**WHAT YOU ARE ASKED TO DO:**
Word for word and without images, reproduce the listing that follows.

**RECORD SET:**
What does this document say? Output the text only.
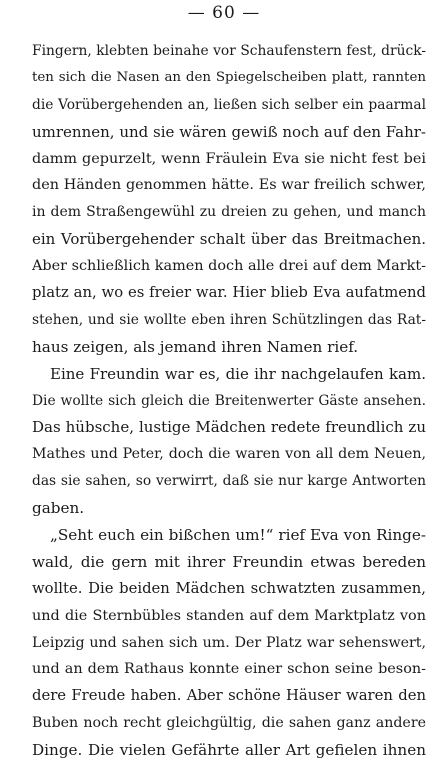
— 60 —
Fingern, klebten beinahe vor Schaufenstern fest, drück-
ten sich die Nasen an den Spiegelscheiben platt, rannten
die Vorübergehenden an, ließen sich selber ein paarmal
umrennen, und sie wären gewiß noch auf den Fahr-
damm gepurzelt, wenn Fräulein Eva sie nicht fest bei
den Händen genommen hätte. Es war freilich schwer,
in dem Straßengewühl zu dreien zu gehen, und manch
ein Vorübergehender schalt über das Breitmachen.
Aber schließlich kamen doch alle drei auf dem Markt-
platz an, wo es freier war. Hier blieb Eva aufatmend
stehen, und sie wollte eben ihren Schützlingen das Rat-
haus zeigen, als jemand ihren Namen rief.
Eine Freundin war es, die ihr nachgelaufen kam.
Die wollte sich gleich die Breitenwerter Gäste ansehen.
Das hübsche, lustige Mädchen redete freundlich zu
Mathes und Peter, doch die waren von all dem Neuen,
das sie sahen, so verwirrt, daß sie nur karge Antworten
gaben.
„Seht euch ein bißchen um!“ rief Eva von Ringe-
wald, die gern mit ihrer Freundin etwas bereden
wollte. Die beiden Mädchen schwatzten zusammen,
und die Sternbübles standen auf dem Marktplatz von
Leipzig und sahen sich um. Der Platz war sehenswert,
und an dem Rathaus konnte einer schon seine beson-
dere Freude haben. Aber schöne Häuser waren den
Buben noch recht gleichgültig, die sahen ganz andere
Dinge. Die vielen Gefährte aller Art gefielen ihnen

**REPLY:**
What does this document say? Output the text only.
— 60 —
Fingern, klebten beinahe vor Schaufenstern fest, drück-
ten sich die Nasen an den Spiegelscheiben platt, rannten
die Vorübergehenden an, ließen sich selber ein paarmal
umrennen, und sie wären gewiß noch auf den Fahr-
damm gepurzelt, wenn Fräulein Eva sie nicht fest bei
den Händen genommen hätte. Es war freilich schwer,
in dem Straßengewühl zu dreien zu gehen, und manch
ein Vorübergehender schalt über das Breitmachen.
Aber schließlich kamen doch alle drei auf dem Markt-
platz an, wo es freier war. Hier blieb Eva aufatmend
stehen, und sie wollte eben ihren Schützlingen das Rat-
haus zeigen, als jemand ihren Namen rief.
Eine Freundin war es, die ihr nachgelaufen kam.
Die wollte sich gleich die Breitenwerter Gäste ansehen.
Das hübsche, lustige Mädchen redete freundlich zu
Mathes und Peter, doch die waren von all dem Neuen,
das sie sahen, so verwirrt, daß sie nur karge Antworten
gaben.
„Seht euch ein bißchen um!“ rief Eva von Ringe-
wald, die gern mit ihrer Freundin etwas bereden
wollte. Die beiden Mädchen schwatzten zusammen,
und die Sternbübles standen auf dem Marktplatz von
Leipzig und sahen sich um. Der Platz war sehenswert,
und an dem Rathaus konnte einer schon seine beson-
dere Freude haben. Aber schöne Häuser waren den
Buben noch recht gleichgültig, die sahen ganz andere
Dinge. Die vielen Gefährte aller Art gefielen ihnen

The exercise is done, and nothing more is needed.